**Given request:** Only lines holding the word "United" should be copied from the material.

**Dataset records:**
****************

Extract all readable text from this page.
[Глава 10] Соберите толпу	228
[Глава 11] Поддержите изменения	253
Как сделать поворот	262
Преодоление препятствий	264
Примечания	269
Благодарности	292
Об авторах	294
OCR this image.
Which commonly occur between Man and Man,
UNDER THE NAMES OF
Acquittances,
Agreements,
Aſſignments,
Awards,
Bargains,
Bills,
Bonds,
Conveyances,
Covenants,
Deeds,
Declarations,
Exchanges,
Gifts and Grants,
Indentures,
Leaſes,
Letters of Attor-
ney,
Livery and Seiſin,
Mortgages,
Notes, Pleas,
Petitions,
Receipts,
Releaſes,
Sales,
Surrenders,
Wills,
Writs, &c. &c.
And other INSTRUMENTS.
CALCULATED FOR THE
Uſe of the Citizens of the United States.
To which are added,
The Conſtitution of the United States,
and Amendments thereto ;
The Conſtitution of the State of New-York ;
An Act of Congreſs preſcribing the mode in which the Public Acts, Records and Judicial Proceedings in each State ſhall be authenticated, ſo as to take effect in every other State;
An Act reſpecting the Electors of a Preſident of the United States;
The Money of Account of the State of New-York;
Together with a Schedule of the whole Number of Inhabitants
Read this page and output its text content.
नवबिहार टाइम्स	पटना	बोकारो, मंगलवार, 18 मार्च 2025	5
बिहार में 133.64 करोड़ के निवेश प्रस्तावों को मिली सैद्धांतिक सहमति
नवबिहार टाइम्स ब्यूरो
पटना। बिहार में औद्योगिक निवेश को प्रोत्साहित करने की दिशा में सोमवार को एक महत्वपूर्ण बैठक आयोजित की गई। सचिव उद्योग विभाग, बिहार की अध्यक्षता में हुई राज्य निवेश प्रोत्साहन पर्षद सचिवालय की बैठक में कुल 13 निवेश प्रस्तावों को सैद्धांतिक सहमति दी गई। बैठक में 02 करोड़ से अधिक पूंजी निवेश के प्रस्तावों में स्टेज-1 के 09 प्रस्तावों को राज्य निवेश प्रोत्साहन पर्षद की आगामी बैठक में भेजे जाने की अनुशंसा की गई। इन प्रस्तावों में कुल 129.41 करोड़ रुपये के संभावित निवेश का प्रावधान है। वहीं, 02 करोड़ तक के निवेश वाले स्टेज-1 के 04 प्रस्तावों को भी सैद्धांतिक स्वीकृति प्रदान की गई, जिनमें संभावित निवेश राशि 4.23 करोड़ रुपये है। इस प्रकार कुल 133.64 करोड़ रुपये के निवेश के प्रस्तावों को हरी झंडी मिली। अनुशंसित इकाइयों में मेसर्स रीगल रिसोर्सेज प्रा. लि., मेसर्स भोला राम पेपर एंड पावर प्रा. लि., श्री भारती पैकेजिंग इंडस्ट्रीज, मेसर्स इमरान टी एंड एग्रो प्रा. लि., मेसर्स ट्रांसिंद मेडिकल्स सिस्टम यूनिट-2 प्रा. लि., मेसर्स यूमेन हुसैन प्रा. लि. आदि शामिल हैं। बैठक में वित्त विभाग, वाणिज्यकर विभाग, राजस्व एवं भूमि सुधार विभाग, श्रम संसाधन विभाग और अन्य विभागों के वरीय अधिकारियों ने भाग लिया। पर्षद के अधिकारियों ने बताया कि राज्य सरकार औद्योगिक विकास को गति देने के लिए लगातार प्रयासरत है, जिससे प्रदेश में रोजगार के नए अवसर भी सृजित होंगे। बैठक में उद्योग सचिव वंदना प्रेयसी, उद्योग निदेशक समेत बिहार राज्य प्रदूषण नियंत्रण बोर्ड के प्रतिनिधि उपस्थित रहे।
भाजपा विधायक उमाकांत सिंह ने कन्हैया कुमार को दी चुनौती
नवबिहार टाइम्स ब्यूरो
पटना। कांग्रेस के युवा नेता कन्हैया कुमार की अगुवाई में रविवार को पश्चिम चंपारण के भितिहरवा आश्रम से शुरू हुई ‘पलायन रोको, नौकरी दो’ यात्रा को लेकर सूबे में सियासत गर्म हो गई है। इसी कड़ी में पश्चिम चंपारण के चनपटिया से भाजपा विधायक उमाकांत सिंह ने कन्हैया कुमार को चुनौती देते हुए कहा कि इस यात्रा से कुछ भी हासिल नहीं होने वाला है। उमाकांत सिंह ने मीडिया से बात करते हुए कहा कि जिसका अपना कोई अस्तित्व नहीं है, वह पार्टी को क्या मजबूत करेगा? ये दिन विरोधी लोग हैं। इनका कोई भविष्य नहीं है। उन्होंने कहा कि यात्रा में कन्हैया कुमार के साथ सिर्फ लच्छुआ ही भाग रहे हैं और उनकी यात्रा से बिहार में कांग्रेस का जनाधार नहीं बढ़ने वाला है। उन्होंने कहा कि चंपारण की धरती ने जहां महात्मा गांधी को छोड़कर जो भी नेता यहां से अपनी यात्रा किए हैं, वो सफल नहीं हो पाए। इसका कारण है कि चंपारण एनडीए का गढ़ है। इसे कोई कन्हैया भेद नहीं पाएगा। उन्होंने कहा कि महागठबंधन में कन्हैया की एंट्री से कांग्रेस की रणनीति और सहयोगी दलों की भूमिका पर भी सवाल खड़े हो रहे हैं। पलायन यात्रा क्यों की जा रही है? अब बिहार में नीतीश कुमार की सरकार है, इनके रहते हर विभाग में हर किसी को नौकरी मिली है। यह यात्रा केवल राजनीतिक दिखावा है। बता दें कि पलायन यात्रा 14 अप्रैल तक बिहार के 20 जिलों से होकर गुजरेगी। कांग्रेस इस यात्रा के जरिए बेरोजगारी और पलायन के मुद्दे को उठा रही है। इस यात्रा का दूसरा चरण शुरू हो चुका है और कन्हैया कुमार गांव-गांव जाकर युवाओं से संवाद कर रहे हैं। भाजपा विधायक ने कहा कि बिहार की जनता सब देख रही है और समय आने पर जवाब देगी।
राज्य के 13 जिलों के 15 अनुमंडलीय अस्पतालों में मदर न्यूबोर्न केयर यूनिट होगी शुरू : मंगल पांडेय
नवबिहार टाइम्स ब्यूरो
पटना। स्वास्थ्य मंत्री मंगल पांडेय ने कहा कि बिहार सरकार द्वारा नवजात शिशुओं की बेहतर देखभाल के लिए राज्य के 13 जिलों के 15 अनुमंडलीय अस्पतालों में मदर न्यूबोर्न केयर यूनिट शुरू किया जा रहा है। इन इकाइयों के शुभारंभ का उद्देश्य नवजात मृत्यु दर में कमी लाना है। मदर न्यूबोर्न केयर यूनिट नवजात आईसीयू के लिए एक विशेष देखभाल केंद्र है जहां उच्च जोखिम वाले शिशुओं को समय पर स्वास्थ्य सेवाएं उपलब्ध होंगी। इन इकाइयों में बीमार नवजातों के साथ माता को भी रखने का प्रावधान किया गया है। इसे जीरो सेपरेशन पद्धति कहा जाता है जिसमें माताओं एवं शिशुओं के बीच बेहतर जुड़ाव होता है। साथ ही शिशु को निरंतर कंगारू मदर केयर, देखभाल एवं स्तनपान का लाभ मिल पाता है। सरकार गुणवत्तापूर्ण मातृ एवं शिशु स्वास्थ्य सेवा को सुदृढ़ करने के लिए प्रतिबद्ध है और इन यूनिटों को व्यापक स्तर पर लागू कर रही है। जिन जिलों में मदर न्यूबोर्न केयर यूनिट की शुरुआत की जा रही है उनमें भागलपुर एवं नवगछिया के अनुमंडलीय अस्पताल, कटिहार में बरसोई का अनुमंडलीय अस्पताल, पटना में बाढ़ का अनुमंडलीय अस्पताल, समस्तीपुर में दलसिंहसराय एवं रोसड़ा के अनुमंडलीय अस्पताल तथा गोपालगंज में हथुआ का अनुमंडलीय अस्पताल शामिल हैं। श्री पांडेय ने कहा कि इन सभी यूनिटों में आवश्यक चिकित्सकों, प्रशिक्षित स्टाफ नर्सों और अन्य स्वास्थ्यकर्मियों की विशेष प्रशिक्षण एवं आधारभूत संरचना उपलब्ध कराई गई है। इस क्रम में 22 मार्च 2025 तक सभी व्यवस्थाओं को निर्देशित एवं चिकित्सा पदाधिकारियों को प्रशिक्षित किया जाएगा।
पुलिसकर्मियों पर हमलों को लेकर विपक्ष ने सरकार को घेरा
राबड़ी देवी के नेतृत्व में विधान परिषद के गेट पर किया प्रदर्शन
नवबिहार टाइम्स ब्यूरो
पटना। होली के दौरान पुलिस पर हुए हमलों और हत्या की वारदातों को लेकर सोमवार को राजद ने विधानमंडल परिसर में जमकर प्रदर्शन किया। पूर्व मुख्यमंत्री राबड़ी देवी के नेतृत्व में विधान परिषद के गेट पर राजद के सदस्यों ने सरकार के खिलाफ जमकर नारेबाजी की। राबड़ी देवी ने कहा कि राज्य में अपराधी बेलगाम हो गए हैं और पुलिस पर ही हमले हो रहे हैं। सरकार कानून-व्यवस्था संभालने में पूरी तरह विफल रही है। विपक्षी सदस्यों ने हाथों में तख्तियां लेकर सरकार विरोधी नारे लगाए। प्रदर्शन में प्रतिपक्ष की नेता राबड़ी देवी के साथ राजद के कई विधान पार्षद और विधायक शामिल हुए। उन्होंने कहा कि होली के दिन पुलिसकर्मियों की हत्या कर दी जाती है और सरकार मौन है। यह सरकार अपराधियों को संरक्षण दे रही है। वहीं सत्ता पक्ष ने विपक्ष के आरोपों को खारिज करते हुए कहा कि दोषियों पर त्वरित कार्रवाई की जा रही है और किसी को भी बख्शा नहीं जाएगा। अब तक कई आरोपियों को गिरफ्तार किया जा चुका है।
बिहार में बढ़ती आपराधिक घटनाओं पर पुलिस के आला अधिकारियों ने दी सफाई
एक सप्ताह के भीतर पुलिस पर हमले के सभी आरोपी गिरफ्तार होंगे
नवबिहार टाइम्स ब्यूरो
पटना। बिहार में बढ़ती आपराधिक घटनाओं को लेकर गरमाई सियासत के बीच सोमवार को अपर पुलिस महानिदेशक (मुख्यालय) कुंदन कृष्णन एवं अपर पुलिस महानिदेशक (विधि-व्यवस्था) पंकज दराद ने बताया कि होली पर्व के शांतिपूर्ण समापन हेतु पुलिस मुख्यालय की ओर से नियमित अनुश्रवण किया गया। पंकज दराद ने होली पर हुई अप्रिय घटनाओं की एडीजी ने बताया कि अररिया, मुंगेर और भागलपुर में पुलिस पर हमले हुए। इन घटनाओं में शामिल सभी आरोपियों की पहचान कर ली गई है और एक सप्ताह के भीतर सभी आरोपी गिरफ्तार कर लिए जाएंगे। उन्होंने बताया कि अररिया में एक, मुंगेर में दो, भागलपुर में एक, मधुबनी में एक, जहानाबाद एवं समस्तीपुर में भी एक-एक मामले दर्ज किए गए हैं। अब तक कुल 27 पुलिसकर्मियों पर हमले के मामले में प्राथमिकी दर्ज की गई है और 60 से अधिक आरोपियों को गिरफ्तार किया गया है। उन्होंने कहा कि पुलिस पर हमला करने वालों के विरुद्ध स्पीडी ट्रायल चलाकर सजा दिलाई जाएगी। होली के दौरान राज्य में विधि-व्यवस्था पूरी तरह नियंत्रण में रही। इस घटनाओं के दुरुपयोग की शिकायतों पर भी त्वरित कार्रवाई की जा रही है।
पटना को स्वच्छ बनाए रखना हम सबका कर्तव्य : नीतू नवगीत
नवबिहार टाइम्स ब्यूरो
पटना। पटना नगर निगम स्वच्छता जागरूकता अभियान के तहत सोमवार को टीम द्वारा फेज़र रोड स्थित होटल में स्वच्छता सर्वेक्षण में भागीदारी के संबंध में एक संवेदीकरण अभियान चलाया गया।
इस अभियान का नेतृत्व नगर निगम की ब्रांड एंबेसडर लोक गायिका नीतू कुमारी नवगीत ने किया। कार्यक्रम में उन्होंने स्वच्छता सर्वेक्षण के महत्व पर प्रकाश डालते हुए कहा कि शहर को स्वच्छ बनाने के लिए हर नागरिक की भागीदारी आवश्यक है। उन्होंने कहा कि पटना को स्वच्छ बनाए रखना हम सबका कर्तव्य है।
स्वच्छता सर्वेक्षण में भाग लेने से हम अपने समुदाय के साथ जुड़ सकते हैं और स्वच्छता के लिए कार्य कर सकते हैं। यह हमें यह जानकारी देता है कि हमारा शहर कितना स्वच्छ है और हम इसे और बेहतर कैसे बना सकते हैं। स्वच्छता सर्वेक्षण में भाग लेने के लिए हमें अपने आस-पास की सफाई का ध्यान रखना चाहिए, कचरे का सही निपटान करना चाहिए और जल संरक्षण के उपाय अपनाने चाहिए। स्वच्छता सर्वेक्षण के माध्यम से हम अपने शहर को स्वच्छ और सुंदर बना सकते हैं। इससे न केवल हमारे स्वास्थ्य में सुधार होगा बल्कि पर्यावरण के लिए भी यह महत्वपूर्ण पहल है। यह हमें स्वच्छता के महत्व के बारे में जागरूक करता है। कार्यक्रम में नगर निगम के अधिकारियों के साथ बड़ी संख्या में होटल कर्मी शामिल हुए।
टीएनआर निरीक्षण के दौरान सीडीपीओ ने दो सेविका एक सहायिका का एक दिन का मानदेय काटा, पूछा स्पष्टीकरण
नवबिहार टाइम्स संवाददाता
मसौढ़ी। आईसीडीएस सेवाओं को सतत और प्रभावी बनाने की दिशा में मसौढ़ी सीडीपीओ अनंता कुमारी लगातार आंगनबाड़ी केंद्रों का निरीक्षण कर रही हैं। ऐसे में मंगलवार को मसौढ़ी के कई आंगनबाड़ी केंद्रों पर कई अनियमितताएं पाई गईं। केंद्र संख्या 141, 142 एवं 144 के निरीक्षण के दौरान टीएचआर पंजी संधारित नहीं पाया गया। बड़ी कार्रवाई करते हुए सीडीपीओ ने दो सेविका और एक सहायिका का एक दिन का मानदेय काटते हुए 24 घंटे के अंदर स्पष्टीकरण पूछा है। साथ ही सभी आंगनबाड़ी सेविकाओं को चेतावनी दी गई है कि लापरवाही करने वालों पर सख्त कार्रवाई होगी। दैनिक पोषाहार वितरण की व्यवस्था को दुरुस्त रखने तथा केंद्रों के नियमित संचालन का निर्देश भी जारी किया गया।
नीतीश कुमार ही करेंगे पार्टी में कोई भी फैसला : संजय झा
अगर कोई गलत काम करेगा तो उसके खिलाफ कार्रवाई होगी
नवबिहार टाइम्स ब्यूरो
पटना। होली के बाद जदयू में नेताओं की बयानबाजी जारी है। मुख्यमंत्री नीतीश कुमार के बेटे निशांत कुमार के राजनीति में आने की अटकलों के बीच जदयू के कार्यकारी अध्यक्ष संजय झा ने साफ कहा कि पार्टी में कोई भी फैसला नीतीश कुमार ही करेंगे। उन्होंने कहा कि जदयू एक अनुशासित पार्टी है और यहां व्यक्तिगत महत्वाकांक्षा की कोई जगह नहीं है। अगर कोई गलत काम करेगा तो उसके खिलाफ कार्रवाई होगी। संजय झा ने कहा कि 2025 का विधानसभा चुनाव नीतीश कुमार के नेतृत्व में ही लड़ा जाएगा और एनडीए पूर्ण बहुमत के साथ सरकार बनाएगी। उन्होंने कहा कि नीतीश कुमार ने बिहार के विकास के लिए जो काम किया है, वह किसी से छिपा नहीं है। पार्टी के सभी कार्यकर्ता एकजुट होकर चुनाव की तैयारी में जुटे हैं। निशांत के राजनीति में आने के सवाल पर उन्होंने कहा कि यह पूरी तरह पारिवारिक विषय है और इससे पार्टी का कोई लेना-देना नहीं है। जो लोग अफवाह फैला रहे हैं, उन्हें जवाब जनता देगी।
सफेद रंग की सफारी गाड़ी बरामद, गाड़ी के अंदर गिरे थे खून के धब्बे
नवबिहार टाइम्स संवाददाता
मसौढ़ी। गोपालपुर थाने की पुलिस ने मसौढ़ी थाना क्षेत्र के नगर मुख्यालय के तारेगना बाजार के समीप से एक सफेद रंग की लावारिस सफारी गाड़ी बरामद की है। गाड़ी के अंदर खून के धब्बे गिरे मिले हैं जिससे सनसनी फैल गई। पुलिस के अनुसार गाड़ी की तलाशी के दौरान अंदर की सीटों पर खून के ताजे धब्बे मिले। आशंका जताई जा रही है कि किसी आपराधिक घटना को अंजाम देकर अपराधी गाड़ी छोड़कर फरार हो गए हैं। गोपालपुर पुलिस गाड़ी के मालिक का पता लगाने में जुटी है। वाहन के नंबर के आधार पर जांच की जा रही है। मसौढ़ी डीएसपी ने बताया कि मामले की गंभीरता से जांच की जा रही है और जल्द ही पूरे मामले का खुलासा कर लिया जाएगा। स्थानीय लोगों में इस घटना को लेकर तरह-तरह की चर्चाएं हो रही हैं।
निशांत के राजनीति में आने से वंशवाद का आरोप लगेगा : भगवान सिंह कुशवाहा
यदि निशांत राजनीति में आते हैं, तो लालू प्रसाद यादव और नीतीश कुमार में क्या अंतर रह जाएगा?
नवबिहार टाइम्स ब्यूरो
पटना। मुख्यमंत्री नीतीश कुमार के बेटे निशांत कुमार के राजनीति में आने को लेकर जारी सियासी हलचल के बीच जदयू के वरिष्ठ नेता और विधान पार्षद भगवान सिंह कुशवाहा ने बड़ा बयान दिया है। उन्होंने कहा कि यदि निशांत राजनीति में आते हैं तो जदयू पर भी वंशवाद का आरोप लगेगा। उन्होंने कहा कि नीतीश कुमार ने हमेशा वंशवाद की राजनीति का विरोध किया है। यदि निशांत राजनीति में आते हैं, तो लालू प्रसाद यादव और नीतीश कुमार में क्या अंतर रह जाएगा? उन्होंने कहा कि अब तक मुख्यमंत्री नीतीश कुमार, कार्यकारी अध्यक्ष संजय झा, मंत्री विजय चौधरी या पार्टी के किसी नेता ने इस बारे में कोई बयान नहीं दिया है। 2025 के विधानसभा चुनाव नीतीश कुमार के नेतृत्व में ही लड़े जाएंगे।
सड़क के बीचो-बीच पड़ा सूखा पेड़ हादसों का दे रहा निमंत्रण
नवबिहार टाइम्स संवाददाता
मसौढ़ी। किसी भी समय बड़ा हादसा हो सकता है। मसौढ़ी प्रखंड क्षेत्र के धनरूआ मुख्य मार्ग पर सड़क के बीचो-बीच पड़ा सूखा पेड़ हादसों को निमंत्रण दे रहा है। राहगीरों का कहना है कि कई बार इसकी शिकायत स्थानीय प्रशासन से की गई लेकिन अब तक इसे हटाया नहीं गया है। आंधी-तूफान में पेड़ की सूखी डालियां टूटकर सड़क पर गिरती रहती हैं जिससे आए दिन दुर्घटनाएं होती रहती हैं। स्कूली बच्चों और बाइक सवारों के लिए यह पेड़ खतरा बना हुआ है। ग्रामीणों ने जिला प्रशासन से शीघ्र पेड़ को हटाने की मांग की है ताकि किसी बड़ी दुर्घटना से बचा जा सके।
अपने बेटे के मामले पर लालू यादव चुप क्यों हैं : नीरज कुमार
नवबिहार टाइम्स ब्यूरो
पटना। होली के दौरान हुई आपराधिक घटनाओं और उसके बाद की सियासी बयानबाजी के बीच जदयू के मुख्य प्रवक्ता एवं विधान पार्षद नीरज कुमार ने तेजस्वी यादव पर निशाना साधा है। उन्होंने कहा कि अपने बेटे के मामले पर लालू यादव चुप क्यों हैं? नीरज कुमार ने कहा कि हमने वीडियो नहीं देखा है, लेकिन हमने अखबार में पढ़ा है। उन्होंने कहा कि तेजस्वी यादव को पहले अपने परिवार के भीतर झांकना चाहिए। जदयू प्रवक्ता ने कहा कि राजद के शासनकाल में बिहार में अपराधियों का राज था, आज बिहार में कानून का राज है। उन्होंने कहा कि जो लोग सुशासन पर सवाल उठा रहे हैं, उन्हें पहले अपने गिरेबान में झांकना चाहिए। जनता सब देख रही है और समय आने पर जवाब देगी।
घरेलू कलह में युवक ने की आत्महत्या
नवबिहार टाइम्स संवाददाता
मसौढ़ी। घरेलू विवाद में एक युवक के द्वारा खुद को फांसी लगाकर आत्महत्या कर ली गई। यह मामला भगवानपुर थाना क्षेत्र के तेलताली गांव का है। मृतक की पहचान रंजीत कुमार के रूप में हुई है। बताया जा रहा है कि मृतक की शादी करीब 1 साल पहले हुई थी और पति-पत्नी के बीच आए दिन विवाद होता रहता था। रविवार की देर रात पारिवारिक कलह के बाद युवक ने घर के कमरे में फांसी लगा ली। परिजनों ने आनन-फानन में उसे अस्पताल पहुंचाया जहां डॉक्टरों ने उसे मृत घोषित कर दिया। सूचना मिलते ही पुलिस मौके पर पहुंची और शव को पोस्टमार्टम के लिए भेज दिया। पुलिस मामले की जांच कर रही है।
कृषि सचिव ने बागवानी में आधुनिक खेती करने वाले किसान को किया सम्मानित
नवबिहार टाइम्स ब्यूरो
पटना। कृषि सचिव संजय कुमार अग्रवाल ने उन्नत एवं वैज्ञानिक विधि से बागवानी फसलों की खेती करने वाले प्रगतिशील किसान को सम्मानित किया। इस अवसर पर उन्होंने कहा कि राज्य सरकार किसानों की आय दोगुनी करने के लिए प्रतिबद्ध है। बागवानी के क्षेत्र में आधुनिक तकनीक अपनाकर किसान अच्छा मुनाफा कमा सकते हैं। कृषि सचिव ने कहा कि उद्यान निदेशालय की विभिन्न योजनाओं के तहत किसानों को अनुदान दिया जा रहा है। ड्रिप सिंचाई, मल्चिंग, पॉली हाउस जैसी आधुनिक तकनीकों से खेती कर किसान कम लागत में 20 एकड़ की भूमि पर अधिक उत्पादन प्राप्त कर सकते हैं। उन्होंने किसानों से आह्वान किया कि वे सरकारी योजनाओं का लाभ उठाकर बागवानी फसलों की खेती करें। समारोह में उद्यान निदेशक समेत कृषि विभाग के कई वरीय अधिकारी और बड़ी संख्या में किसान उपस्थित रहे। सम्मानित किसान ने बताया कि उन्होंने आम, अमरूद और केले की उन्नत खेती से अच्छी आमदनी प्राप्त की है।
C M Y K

****************

**Full solution:**
Uſe of the Citizens of the United States.
The Conſtitution of the United States,
An Act reſpecting the Electors of a Preſident of the United States;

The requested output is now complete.